* **Excerpted data**
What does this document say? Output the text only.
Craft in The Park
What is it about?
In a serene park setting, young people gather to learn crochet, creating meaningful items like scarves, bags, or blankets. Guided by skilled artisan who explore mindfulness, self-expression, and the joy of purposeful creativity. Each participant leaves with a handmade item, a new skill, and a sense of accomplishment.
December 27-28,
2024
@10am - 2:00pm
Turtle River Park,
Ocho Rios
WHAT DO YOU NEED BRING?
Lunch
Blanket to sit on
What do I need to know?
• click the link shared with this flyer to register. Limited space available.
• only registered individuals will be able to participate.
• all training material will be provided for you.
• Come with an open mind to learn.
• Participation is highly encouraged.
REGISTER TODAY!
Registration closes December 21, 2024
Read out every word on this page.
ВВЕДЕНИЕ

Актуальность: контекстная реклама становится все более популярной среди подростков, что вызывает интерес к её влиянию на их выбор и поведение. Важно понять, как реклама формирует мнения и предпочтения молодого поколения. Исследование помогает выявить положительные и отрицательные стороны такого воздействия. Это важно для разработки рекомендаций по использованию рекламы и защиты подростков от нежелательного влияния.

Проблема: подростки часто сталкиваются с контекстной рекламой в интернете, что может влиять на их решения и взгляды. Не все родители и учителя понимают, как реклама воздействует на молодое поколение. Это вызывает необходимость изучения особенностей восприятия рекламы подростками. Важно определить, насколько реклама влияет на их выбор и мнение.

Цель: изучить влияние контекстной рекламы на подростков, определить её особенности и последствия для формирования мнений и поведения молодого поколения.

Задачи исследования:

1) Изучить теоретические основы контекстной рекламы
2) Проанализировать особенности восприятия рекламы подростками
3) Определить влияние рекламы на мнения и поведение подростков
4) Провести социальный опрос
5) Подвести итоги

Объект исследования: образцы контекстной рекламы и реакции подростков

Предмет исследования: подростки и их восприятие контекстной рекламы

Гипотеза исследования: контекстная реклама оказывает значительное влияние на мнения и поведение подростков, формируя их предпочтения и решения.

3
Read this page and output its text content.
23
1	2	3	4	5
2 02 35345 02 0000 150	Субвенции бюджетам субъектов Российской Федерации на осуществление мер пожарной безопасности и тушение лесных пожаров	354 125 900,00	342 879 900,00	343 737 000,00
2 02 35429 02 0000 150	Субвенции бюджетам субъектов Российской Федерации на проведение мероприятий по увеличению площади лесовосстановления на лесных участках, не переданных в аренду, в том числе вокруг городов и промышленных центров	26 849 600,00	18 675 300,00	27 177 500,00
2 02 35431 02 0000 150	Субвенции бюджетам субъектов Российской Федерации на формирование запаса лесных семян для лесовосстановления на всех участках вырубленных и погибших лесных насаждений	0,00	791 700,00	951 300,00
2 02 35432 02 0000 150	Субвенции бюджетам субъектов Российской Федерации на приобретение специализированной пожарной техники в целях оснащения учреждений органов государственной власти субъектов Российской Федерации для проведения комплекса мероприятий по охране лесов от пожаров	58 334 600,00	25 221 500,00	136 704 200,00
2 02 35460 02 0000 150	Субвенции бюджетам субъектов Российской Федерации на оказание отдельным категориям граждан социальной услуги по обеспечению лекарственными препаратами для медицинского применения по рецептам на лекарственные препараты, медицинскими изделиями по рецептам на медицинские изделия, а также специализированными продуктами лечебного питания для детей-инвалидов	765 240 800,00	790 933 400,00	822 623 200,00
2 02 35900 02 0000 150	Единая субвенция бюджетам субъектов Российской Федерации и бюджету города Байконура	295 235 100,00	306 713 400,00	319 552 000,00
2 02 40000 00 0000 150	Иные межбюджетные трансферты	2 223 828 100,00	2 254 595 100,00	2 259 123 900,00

* **Exercise goal**
Print the material above once more, exactly.

* **Output for this task**
What does this document say? Output the text only.
Craft in The Park
What is it about?
In a serene park setting, young people gather to learn crochet, creating meaningful items like scarves, bags, or blankets. Guided by skilled artisan who explore mindfulness, self-expression, and the joy of purposeful creativity. Each participant leaves with a handmade item, a new skill, and a sense of accomplishment.
December 27-28,
2024
@10am - 2:00pm
Turtle River Park,
Ocho Rios
WHAT DO YOU NEED BRING?
Lunch
Blanket to sit on
What do I need to know?
• click the link shared with this flyer to register. Limited space available.
• only registered individuals will be able to participate.
• all training material will be provided for you.
• Come with an open mind to learn.
• Participation is highly encouraged.
REGISTER TODAY!
Registration closes December 21, 2024
Read out every word on this page.
ВВЕДЕНИЕ

Актуальность: контекстная реклама становится все более популярной среди подростков, что вызывает интерес к её влиянию на их выбор и поведение. Важно понять, как реклама формирует мнения и предпочтения молодого поколения. Исследование помогает выявить положительные и отрицательные стороны такого воздействия. Это важно для разработки рекомендаций по использованию рекламы и защиты подростков от нежелательного влияния.

Проблема: подростки часто сталкиваются с контекстной рекламой в интернете, что может влиять на их решения и взгляды. Не все родители и учителя понимают, как реклама воздействует на молодое поколение. Это вызывает необходимость изучения особенностей восприятия рекламы подростками. Важно определить, насколько реклама влияет на их выбор и мнение.

Цель: изучить влияние контекстной рекламы на подростков, определить её особенности и последствия для формирования мнений и поведения молодого поколения.

Задачи исследования:

1) Изучить теоретические основы контекстной рекламы
2) Проанализировать особенности восприятия рекламы подростками
3) Определить влияние рекламы на мнения и поведение подростков
4) Провести социальный опрос
5) Подвести итоги

Объект исследования: образцы контекстной рекламы и реакции подростков

Предмет исследования: подростки и их восприятие контекстной рекламы

Гипотеза исследования: контекстная реклама оказывает значительное влияние на мнения и поведение подростков, формируя их предпочтения и решения.

3
Read this page and output its text content.
23
1	2	3	4	5
2 02 35345 02 0000 150	Субвенции бюджетам субъектов Российской Федерации на осуществление мер пожарной безопасности и тушение лесных пожаров	354 125 900,00	342 879 900,00	343 737 000,00
2 02 35429 02 0000 150	Субвенции бюджетам субъектов Российской Федерации на проведение мероприятий по увеличению площади лесовосстановления на лесных участках, не переданных в аренду, в том числе вокруг городов и промышленных центров	26 849 600,00	18 675 300,00	27 177 500,00
2 02 35431 02 0000 150	Субвенции бюджетам субъектов Российской Федерации на формирование запаса лесных семян для лесовосстановления на всех участках вырубленных и погибших лесных насаждений	0,00	791 700,00	951 300,00
2 02 35432 02 0000 150	Субвенции бюджетам субъектов Российской Федерации на приобретение специализированной пожарной техники в целях оснащения учреждений органов государственной власти субъектов Российской Федерации для проведения комплекса мероприятий по охране лесов от пожаров	58 334 600,00	25 221 500,00	136 704 200,00
2 02 35460 02 0000 150	Субвенции бюджетам субъектов Российской Федерации на оказание отдельным категориям граждан социальной услуги по обеспечению лекарственными препаратами для медицинского применения по рецептам на лекарственные препараты, медицинскими изделиями по рецептам на медицинские изделия, а также специализированными продуктами лечебного питания для детей-инвалидов	765 240 800,00	790 933 400,00	822 623 200,00
2 02 35900 02 0000 150	Единая субвенция бюджетам субъектов Российской Федерации и бюджету города Байконура	295 235 100,00	306 713 400,00	319 552 000,00
2 02 40000 00 0000 150	Иные межбюджетные трансферты	2 223 828 100,00	2 254 595 100,00	2 259 123 900,00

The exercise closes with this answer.